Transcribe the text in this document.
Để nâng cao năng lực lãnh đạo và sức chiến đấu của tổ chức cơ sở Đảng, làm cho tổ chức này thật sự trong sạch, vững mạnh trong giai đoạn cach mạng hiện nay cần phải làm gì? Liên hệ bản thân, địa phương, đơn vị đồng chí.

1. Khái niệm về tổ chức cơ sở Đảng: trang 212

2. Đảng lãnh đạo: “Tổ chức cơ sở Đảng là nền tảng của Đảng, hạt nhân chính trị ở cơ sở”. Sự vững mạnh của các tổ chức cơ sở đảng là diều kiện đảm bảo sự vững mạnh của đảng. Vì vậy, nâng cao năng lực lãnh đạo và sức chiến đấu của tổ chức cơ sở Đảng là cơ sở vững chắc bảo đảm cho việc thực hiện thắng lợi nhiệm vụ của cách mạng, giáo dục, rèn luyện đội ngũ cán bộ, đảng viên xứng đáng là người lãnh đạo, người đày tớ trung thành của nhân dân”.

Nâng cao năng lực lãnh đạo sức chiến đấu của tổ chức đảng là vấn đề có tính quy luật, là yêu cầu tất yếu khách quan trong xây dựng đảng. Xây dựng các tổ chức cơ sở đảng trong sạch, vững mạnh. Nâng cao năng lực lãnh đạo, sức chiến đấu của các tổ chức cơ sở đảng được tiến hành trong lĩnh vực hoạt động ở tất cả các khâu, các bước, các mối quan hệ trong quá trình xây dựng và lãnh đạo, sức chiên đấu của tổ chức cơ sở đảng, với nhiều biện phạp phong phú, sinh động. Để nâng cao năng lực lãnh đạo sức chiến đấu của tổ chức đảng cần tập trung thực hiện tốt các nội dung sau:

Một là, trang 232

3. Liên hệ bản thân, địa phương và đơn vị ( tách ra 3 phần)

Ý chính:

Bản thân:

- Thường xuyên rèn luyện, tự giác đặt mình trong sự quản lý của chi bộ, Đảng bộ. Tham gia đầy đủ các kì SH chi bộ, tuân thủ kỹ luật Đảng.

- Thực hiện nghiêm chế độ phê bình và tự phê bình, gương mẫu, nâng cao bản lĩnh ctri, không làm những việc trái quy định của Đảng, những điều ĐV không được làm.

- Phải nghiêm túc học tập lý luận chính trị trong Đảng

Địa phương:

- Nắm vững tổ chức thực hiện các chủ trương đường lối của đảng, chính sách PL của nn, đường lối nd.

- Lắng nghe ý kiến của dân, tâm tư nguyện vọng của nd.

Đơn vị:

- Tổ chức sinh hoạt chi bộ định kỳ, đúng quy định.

+ + + +

Exercise prompt:
Using the listing above, show each line holding the string "trang".

Response below:
1. Khái niệm về tổ chức cơ sở Đảng: trang 212
Một là, trang 232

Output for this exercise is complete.